Recorded data:
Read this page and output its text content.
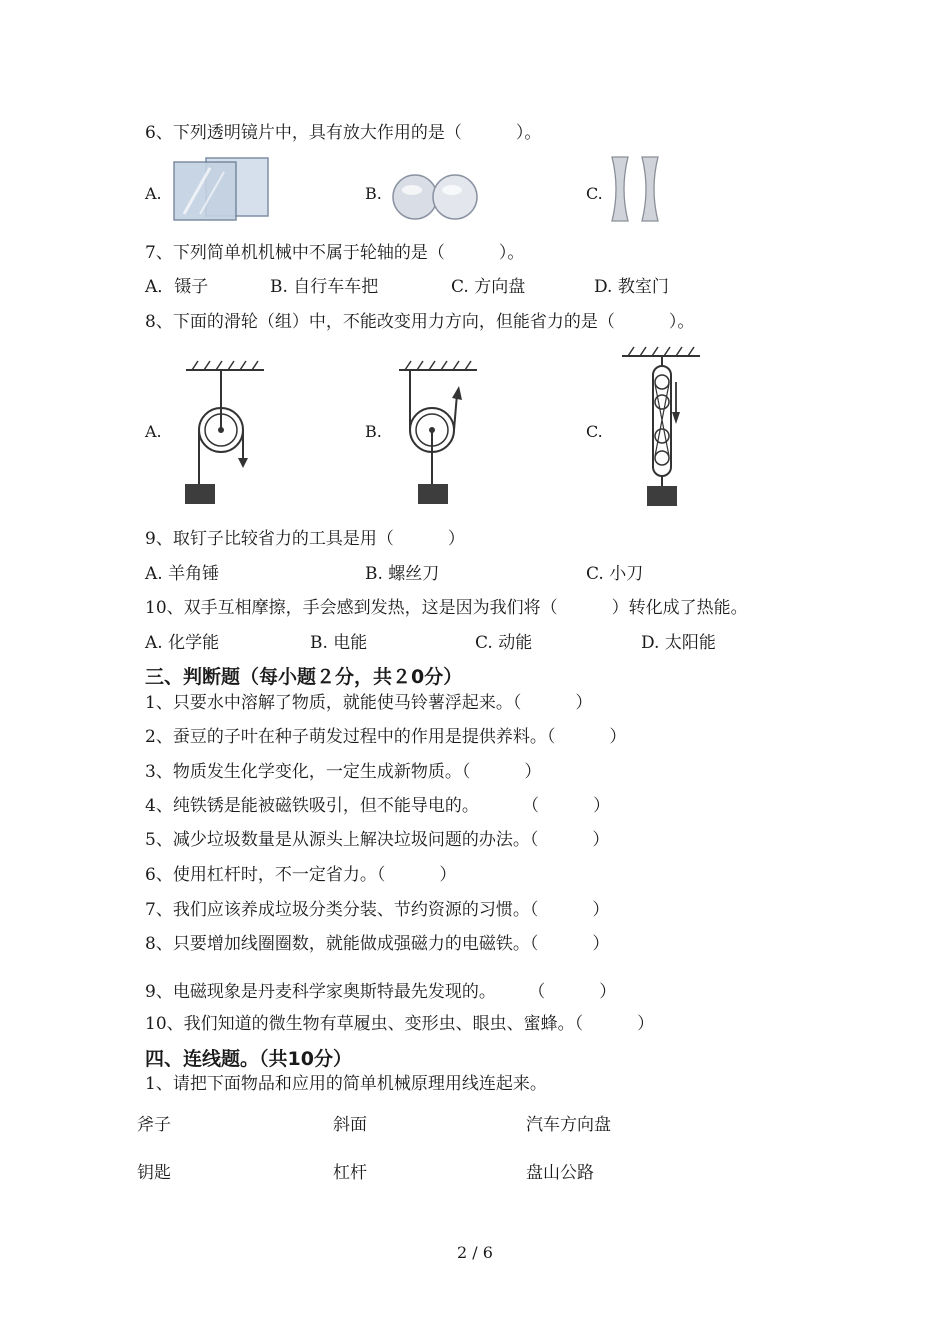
6、下列透明镜片中，具有放大作用的是（          ）。
A.	B.	C.
7、下列简单机机械中不属于轮轴的是（          ）。
A．镊子	B. 自行车车把	C. 方向盘	D. 教室门
8、下面的滑轮（组）中，不能改变用力方向，但能省力的是（          ）。
A.	B.	C.
9、取钉子比较省力的工具是用（          ）
A. 羊角锤	B. 螺丝刀	C. 小刀
10、双手互相摩擦，手会感到发热，这是因为我们将（          ）转化成了热能。
A. 化学能	B. 电能	C. 动能	D. 太阳能
三、判断题（每小题２分，共２0分）
1、只要水中溶解了物质，就能使马铃薯浮起来。（          ）
2、蚕豆的子叶在种子萌发过程中的作用是提供养料。（          ）
3、物质发生化学变化，一定生成新物质。（          ）
4、纯铁锈是能被磁铁吸引，但不能导电的。        （          ）
5、减少垃圾数量是从源头上解决垃圾问题的办法。（          ）
6、使用杠杆时，不一定省力。（          ）
7、我们应该养成垃圾分类分装、节约资源的习惯。（          ）
8、只要增加线圈圈数，就能做成强磁力的电磁铁。（          ）
9、电磁现象是丹麦科学家奥斯特最先发现的。      （          ）
10、我们知道的微生物有草履虫、变形虫、眼虫、蜜蜂。（          ）
四、连线题。（共10分）
1、请把下面物品和应用的简单机械原理用线连起来。
斧子	斜面	汽车方向盘
钥匙	杠杆	盘山公路
2 / 6
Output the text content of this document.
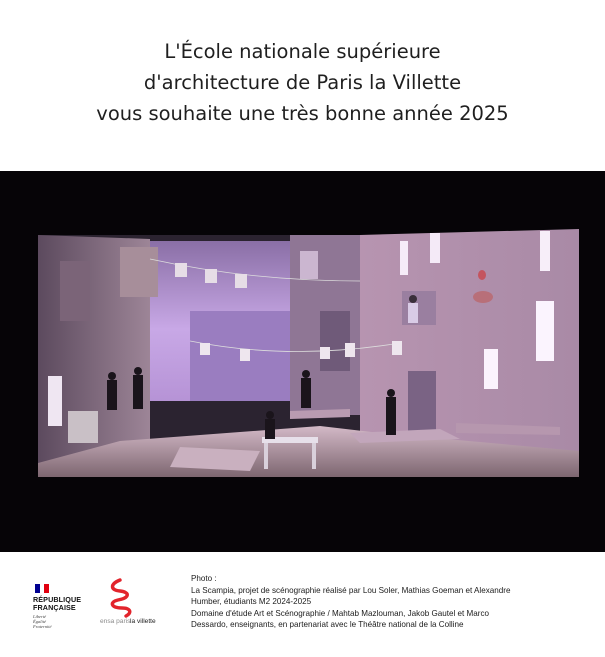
L'École nationale supérieure
d'architecture de Paris la Villette
vous souhaite une très bonne année 2025
RÉPUBLIQUE
FRANÇAISE
Liberté
Égalité
Fraternité
ensa paris la villette
Photo :
La Scampia, projet de scénographie réalisé par Lou Soler, Mathias Goeman et Alexandre
Humber, étudiants M2 2024-2025
Domaine d'étude Art et Scénographie / Mahtab Mazlouman, Jakob Gautel et Marco
Dessardo, enseignants, en partenariat avec le Théâtre national de la Colline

Task prompt:
Every line containing the string "text" must be listed.

Solution:
Read this page and output its text content.
Output the text content of this document.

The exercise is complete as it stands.